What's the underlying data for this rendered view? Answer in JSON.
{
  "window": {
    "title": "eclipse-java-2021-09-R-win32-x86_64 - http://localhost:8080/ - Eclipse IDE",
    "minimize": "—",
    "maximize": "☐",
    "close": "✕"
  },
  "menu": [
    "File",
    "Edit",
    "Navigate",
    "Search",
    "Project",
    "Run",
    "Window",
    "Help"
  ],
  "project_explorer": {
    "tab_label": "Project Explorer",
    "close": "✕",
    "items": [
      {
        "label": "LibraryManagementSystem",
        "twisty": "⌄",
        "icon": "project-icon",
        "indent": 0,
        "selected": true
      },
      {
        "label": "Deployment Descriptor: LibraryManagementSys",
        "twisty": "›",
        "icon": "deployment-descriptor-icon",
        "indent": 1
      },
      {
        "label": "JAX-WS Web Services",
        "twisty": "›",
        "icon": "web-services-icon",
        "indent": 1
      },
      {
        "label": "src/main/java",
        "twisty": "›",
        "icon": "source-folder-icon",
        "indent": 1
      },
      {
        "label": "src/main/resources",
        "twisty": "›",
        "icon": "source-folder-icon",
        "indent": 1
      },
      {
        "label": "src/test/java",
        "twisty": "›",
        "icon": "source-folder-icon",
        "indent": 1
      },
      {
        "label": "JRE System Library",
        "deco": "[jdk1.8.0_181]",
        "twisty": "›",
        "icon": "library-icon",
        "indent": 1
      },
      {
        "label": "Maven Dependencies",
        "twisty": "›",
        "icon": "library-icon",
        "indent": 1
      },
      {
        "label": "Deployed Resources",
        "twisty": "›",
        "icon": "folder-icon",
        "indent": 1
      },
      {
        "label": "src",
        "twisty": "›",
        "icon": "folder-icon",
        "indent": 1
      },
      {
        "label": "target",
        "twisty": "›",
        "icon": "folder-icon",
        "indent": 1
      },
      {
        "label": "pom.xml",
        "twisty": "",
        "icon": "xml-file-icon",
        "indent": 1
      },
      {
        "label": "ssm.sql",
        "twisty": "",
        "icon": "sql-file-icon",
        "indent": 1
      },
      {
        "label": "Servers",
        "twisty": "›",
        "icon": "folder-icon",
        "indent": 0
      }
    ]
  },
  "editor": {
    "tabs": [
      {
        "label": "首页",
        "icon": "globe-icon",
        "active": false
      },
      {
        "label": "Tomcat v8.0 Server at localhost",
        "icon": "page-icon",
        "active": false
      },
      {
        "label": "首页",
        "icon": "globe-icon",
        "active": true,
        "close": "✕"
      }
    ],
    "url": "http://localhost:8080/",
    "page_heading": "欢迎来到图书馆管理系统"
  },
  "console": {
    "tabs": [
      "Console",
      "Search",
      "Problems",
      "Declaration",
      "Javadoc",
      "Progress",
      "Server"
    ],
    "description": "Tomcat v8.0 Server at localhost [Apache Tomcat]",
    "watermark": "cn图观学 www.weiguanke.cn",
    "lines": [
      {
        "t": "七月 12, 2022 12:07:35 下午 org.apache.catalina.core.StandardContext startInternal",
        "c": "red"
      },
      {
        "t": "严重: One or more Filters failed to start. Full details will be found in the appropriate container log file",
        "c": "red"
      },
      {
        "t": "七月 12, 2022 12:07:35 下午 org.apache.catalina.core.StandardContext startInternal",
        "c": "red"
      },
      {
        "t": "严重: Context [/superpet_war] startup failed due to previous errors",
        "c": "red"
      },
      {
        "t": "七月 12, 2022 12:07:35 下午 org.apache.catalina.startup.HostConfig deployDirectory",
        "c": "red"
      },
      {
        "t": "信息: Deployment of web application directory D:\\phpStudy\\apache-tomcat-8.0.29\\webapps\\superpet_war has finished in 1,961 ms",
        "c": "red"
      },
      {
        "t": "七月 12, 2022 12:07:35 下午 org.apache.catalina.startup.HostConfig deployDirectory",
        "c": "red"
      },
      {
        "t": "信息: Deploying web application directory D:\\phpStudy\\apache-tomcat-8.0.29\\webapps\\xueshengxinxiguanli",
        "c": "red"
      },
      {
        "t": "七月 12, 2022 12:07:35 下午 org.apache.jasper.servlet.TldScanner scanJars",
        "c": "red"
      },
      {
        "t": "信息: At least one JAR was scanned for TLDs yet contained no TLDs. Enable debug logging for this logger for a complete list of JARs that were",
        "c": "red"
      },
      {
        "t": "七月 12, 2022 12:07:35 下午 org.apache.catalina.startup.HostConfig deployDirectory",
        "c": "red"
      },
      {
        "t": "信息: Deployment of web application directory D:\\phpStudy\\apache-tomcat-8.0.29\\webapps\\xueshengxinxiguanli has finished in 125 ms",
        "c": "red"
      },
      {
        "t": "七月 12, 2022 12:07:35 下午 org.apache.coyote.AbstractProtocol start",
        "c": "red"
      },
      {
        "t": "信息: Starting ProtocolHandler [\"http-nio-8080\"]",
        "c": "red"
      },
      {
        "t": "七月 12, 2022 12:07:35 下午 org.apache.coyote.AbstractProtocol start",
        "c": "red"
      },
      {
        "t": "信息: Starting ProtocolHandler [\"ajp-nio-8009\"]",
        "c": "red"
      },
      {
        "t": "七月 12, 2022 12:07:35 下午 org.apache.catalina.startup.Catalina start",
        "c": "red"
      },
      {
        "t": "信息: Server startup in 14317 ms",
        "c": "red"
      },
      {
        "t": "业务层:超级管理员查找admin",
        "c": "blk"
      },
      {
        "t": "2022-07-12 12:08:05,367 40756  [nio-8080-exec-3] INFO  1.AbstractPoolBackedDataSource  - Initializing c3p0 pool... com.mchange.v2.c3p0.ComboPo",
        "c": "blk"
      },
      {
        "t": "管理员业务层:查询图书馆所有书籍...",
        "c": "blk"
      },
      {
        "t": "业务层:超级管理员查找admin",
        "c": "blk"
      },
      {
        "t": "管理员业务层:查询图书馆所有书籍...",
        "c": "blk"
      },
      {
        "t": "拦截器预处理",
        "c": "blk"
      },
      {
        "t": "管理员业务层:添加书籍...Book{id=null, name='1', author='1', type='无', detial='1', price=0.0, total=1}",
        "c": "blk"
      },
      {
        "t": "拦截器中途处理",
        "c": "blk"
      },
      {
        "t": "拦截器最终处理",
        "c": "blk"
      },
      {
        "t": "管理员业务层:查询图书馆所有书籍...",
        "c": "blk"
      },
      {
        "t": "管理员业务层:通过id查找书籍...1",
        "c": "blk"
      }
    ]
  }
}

■ **What you have to do**
Copy every line of the records word for word.

■ **Answer in full**
What's the underlying data for this rendered view? Answer in JSON.
{
  "window": {
    "title": "eclipse-java-2021-09-R-win32-x86_64 - http://localhost:8080/ - Eclipse IDE",
    "minimize": "—",
    "maximize": "☐",
    "close": "✕"
  },
  "menu": [
    "File",
    "Edit",
    "Navigate",
    "Search",
    "Project",
    "Run",
    "Window",
    "Help"
  ],
  "project_explorer": {
    "tab_label": "Project Explorer",
    "close": "✕",
    "items": [
      {
        "label": "LibraryManagementSystem",
        "twisty": "⌄",
        "icon": "project-icon",
        "indent": 0,
        "selected": true
      },
      {
        "label": "Deployment Descriptor: LibraryManagementSys",
        "twisty": "›",
        "icon": "deployment-descriptor-icon",
        "indent": 1
      },
      {
        "label": "JAX-WS Web Services",
        "twisty": "›",
        "icon": "web-services-icon",
        "indent": 1
      },
      {
        "label": "src/main/java",
        "twisty": "›",
        "icon": "source-folder-icon",
        "indent": 1
      },
      {
        "label": "src/main/resources",
        "twisty": "›",
        "icon": "source-folder-icon",
        "indent": 1
      },
      {
        "label": "src/test/java",
        "twisty": "›",
        "icon": "source-folder-icon",
        "indent": 1
      },
      {
        "label": "JRE System Library",
        "deco": "[jdk1.8.0_181]",
        "twisty": "›",
        "icon": "library-icon",
        "indent": 1
      },
      {
        "label": "Maven Dependencies",
        "twisty": "›",
        "icon": "library-icon",
        "indent": 1
      },
      {
        "label": "Deployed Resources",
        "twisty": "›",
        "icon": "folder-icon",
        "indent": 1
      },
      {
        "label": "src",
        "twisty": "›",
        "icon": "folder-icon",
        "indent": 1
      },
      {
        "label": "target",
        "twisty": "›",
        "icon": "folder-icon",
        "indent": 1
      },
      {
        "label": "pom.xml",
        "twisty": "",
        "icon": "xml-file-icon",
        "indent": 1
      },
      {
        "label": "ssm.sql",
        "twisty": "",
        "icon": "sql-file-icon",
        "indent": 1
      },
      {
        "label": "Servers",
        "twisty": "›",
        "icon": "folder-icon",
        "indent": 0
      }
    ]
  },
  "editor": {
    "tabs": [
      {
        "label": "首页",
        "icon": "globe-icon",
        "active": false
      },
      {
        "label": "Tomcat v8.0 Server at localhost",
        "icon": "page-icon",
        "active": false
      },
      {
        "label": "首页",
        "icon": "globe-icon",
        "active": true,
        "close": "✕"
      }
    ],
    "url": "http://localhost:8080/",
    "page_heading": "欢迎来到图书馆管理系统"
  },
  "console": {
    "tabs": [
      "Console",
      "Search",
      "Problems",
      "Declaration",
      "Javadoc",
      "Progress",
      "Server"
    ],
    "description": "Tomcat v8.0 Server at localhost [Apache Tomcat]",
    "watermark": "cn图观学 www.weiguanke.cn",
    "lines": [
      {
        "t": "七月 12, 2022 12:07:35 下午 org.apache.catalina.core.StandardContext startInternal",
        "c": "red"
      },
      {
        "t": "严重: One or more Filters failed to start. Full details will be found in the appropriate container log file",
        "c": "red"
      },
      {
        "t": "七月 12, 2022 12:07:35 下午 org.apache.catalina.core.StandardContext startInternal",
        "c": "red"
      },
      {
        "t": "严重: Context [/superpet_war] startup failed due to previous errors",
        "c": "red"
      },
      {
        "t": "七月 12, 2022 12:07:35 下午 org.apache.catalina.startup.HostConfig deployDirectory",
        "c": "red"
      },
      {
        "t": "信息: Deployment of web application directory D:\\phpStudy\\apache-tomcat-8.0.29\\webapps\\superpet_war has finished in 1,961 ms",
        "c": "red"
      },
      {
        "t": "七月 12, 2022 12:07:35 下午 org.apache.catalina.startup.HostConfig deployDirectory",
        "c": "red"
      },
      {
        "t": "信息: Deploying web application directory D:\\phpStudy\\apache-tomcat-8.0.29\\webapps\\xueshengxinxiguanli",
        "c": "red"
      },
      {
        "t": "七月 12, 2022 12:07:35 下午 org.apache.jasper.servlet.TldScanner scanJars",
        "c": "red"
      },
      {
        "t": "信息: At least one JAR was scanned for TLDs yet contained no TLDs. Enable debug logging for this logger for a complete list of JARs that were",
        "c": "red"
      },
      {
        "t": "七月 12, 2022 12:07:35 下午 org.apache.catalina.startup.HostConfig deployDirectory",
        "c": "red"
      },
      {
        "t": "信息: Deployment of web application directory D:\\phpStudy\\apache-tomcat-8.0.29\\webapps\\xueshengxinxiguanli has finished in 125 ms",
        "c": "red"
      },
      {
        "t": "七月 12, 2022 12:07:35 下午 org.apache.coyote.AbstractProtocol start",
        "c": "red"
      },
      {
        "t": "信息: Starting ProtocolHandler [\"http-nio-8080\"]",
        "c": "red"
      },
      {
        "t": "七月 12, 2022 12:07:35 下午 org.apache.coyote.AbstractProtocol start",
        "c": "red"
      },
      {
        "t": "信息: Starting ProtocolHandler [\"ajp-nio-8009\"]",
        "c": "red"
      },
      {
        "t": "七月 12, 2022 12:07:35 下午 org.apache.catalina.startup.Catalina start",
        "c": "red"
      },
      {
        "t": "信息: Server startup in 14317 ms",
        "c": "red"
      },
      {
        "t": "业务层:超级管理员查找admin",
        "c": "blk"
      },
      {
        "t": "2022-07-12 12:08:05,367 40756  [nio-8080-exec-3] INFO  1.AbstractPoolBackedDataSource  - Initializing c3p0 pool... com.mchange.v2.c3p0.ComboPo",
        "c": "blk"
      },
      {
        "t": "管理员业务层:查询图书馆所有书籍...",
        "c": "blk"
      },
      {
        "t": "业务层:超级管理员查找admin",
        "c": "blk"
      },
      {
        "t": "管理员业务层:查询图书馆所有书籍...",
        "c": "blk"
      },
      {
        "t": "拦截器预处理",
        "c": "blk"
      },
      {
        "t": "管理员业务层:添加书籍...Book{id=null, name='1', author='1', type='无', detial='1', price=0.0, total=1}",
        "c": "blk"
      },
      {
        "t": "拦截器中途处理",
        "c": "blk"
      },
      {
        "t": "拦截器最终处理",
        "c": "blk"
      },
      {
        "t": "管理员业务层:查询图书馆所有书籍...",
        "c": "blk"
      },
      {
        "t": "管理员业务层:通过id查找书籍...1",
        "c": "blk"
      }
    ]
  }
}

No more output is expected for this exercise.